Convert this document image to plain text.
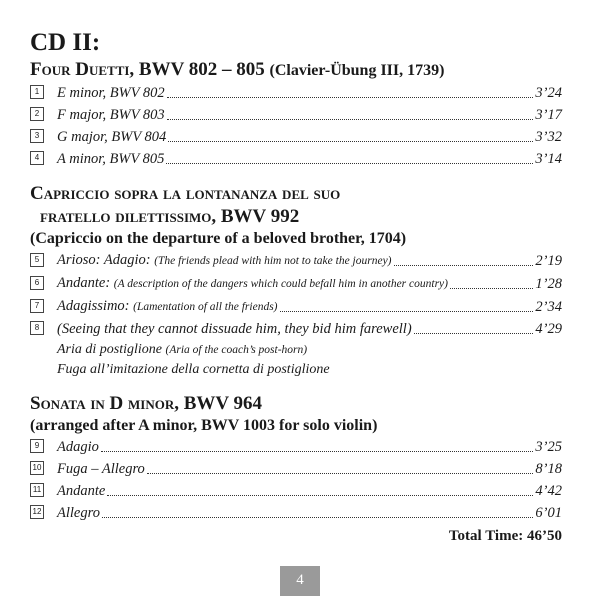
CD II:

Four Duetti, BWV 802 – 805 (Clavier-Übung III, 1739)

1	E minor, BWV 802	3’24
2	F major, BWV 803	3’17
3	G major, BWV 804	3’32
4	A minor, BWV 805	3’14

Capriccio sopra la lontananza del suo

fratello dilettissimo, BWV 992

(Capriccio on the departure of a beloved brother, 1704)

5	Arioso: Adagio: (The friends plead with him not to take the journey)	2’19
6	Andante: (A description of the dangers which could befall him in another country)	1’28
7	Adagissimo: (Lamentation of all the friends)	2’34
8	(Seeing that they cannot dissuade him, they bid him farewell)	4’29
Aria di postiglione (Aria of the coach’s post-horn)
Fuga all’imitazione della cornetta di postiglione

Sonata in D minor, BWV 964

(arranged after A minor, BWV 1003 for solo violin)

9	Adagio	3’25
10 Fuga – Allegro	8’18
11 Andante	4’42
12 Allegro	6’01
Total Time: 46’50
4
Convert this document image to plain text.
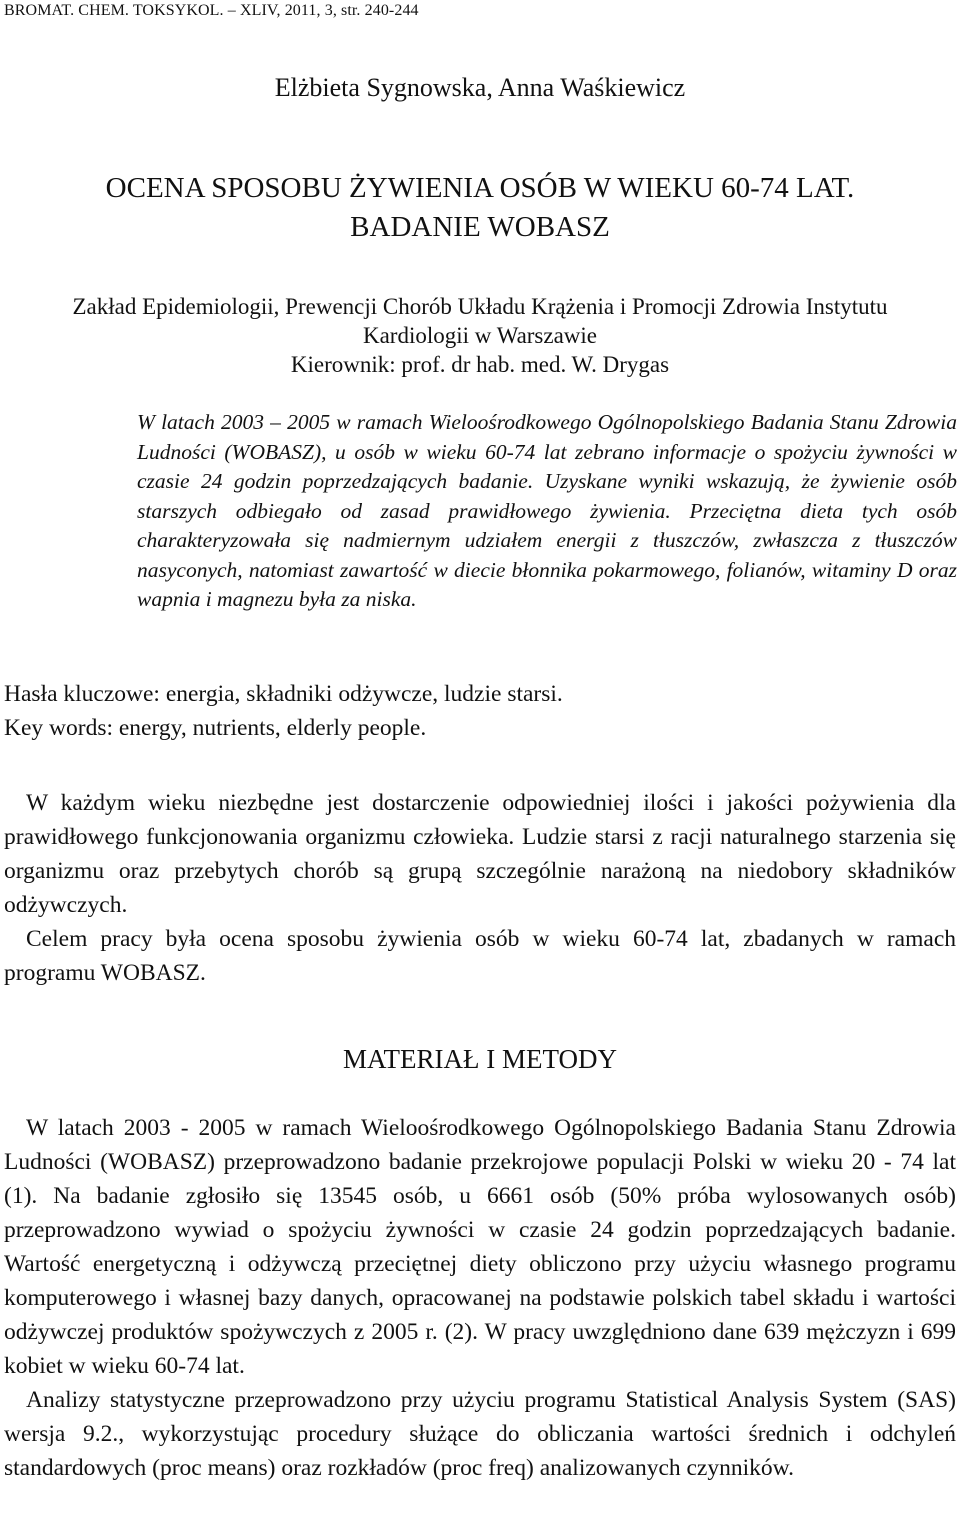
BROMAT. CHEM. TOKSYKOL. – XLIV, 2011, 3, str. 240-244
Elżbieta Sygnowska, Anna Waśkiewicz
OCENA SPOSOBU ŻYWIENIA OSÓB W WIEKU 60-74 LAT.
BADANIE WOBASZ
Zakład Epidemiologii, Prewencji Chorób Układu Krążenia i Promocji Zdrowia Instytutu
Kardiologii w Warszawie
Kierownik: prof. dr hab. med. W. Drygas

W latach 2003 – 2005 w ramach Wieloośrodkowego Ogólnopolskiego Badania Stanu Zdrowia Ludności (WOBASZ), u osób w wieku 60-74 lat zebrano informacje o spożyciu żywności w czasie 24 godzin poprzedzających badanie. Uzyskane wyniki wskazują, że żywienie osób starszych odbiegało od zasad prawidłowego żywienia. Przeciętna dieta tych osób charakteryzowała się nadmiernym udziałem energii z tłuszczów, zwłaszcza z tłuszczów nasyconych, natomiast zawartość w diecie błonnika pokarmowego, folianów, witaminy D oraz wapnia i magnezu była za niska.

Hasła kluczowe: energia, składniki odżywcze, ludzie starsi.
Key words: energy, nutrients, elderly people.

W każdym wieku niezbędne jest dostarczenie odpowiedniej ilości i jakości pożywienia dla prawidłowego funkcjonowania organizmu człowieka. Ludzie starsi z racji naturalnego starzenia się organizmu oraz przebytych chorób są grupą szczególnie narażoną na niedobory składników odżywczych.

Celem pracy była ocena sposobu żywienia osób w wieku 60-74 lat, zbadanych w ramach programu WOBASZ.

MATERIAŁ I METODY

W latach 2003 - 2005 w ramach Wieloośrodkowego Ogólnopolskiego Badania Stanu Zdrowia Ludności (WOBASZ) przeprowadzono badanie przekrojowe populacji Polski w wieku 20 - 74 lat (1). Na badanie zgłosiło się 13545 osób, u 6661 osób (50% próba wylosowanych osób) przeprowadzono wywiad o spożyciu żywności w czasie 24 godzin poprzedzających badanie. Wartość energetyczną i odżywczą przeciętnej diety obliczono przy użyciu własnego programu komputerowego i własnej bazy danych, opracowanej na podstawie polskich tabel składu i wartości odżywczej produktów spożywczych z 2005 r. (2). W pracy uwzględniono dane 639 mężczyzn i 699 kobiet w wieku 60-74 lat.

Analizy statystyczne przeprowadzono przy użyciu programu Statistical Analysis System (SAS) wersja 9.2., wykorzystując procedury służące do obliczania wartości średnich i odchyleń standardowych (proc means) oraz rozkładów (proc freq) analizowanych czynników.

· · · · · · ·

● Short exercise
Would you set down the listing exactly, omitting pictures?

● In response
Convert this document image to plain text.
CD II:

Four Duetti, BWV 802 – 805 (Clavier-Übung III, 1739)

1	E minor, BWV 802	3’24
2	F major, BWV 803	3’17
3	G major, BWV 804	3’32
4	A minor, BWV 805	3’14

Capriccio sopra la lontananza del suo

fratello dilettissimo, BWV 992

(Capriccio on the departure of a beloved brother, 1704)

5	Arioso: Adagio: (The friends plead with him not to take the journey)	2’19
6	Andante: (A description of the dangers which could befall him in another country)	1’28
7	Adagissimo: (Lamentation of all the friends)	2’34
8	(Seeing that they cannot dissuade him, they bid him farewell)	4’29
Aria di postiglione (Aria of the coach’s post-horn)
Fuga all’imitazione della cornetta di postiglione

Sonata in D minor, BWV 964

(arranged after A minor, BWV 1003 for solo violin)

9	Adagio	3’25
10 Fuga – Allegro	8’18
11 Andante	4’42
12 Allegro	6’01
Total Time: 46’50
4
Convert this document image to plain text.
BROMAT. CHEM. TOKSYKOL. – XLIV, 2011, 3, str. 240-244
Elżbieta Sygnowska, Anna Waśkiewicz
OCENA SPOSOBU ŻYWIENIA OSÓB W WIEKU 60-74 LAT.
BADANIE WOBASZ
Zakład Epidemiologii, Prewencji Chorób Układu Krążenia i Promocji Zdrowia Instytutu
Kardiologii w Warszawie
Kierownik: prof. dr hab. med. W. Drygas

W latach 2003 – 2005 w ramach Wieloośrodkowego Ogólnopolskiego Badania Stanu Zdrowia Ludności (WOBASZ), u osób w wieku 60-74 lat zebrano informacje o spożyciu żywności w czasie 24 godzin poprzedzających badanie. Uzyskane wyniki wskazują, że żywienie osób starszych odbiegało od zasad prawidłowego żywienia. Przeciętna dieta tych osób charakteryzowała się nadmiernym udziałem energii z tłuszczów, zwłaszcza z tłuszczów nasyconych, natomiast zawartość w diecie błonnika pokarmowego, folianów, witaminy D oraz wapnia i magnezu była za niska.

Hasła kluczowe: energia, składniki odżywcze, ludzie starsi.
Key words: energy, nutrients, elderly people.

W każdym wieku niezbędne jest dostarczenie odpowiedniej ilości i jakości pożywienia dla prawidłowego funkcjonowania organizmu człowieka. Ludzie starsi z racji naturalnego starzenia się organizmu oraz przebytych chorób są grupą szczególnie narażoną na niedobory składników odżywczych.

Celem pracy była ocena sposobu żywienia osób w wieku 60-74 lat, zbadanych w ramach programu WOBASZ.

MATERIAŁ I METODY

W latach 2003 - 2005 w ramach Wieloośrodkowego Ogólnopolskiego Badania Stanu Zdrowia Ludności (WOBASZ) przeprowadzono badanie przekrojowe populacji Polski w wieku 20 - 74 lat (1). Na badanie zgłosiło się 13545 osób, u 6661 osób (50% próba wylosowanych osób) przeprowadzono wywiad o spożyciu żywności w czasie 24 godzin poprzedzających badanie. Wartość energetyczną i odżywczą przeciętnej diety obliczono przy użyciu własnego programu komputerowego i własnej bazy danych, opracowanej na podstawie polskich tabel składu i wartości odżywczej produktów spożywczych z 2005 r. (2). W pracy uwzględniono dane 639 mężczyzn i 699 kobiet w wieku 60-74 lat.

Analizy statystyczne przeprowadzono przy użyciu programu Statistical Analysis System (SAS) wersja 9.2., wykorzystując procedury służące do obliczania wartości średnich i odchyleń standardowych (proc means) oraz rozkładów (proc freq) analizowanych czynników.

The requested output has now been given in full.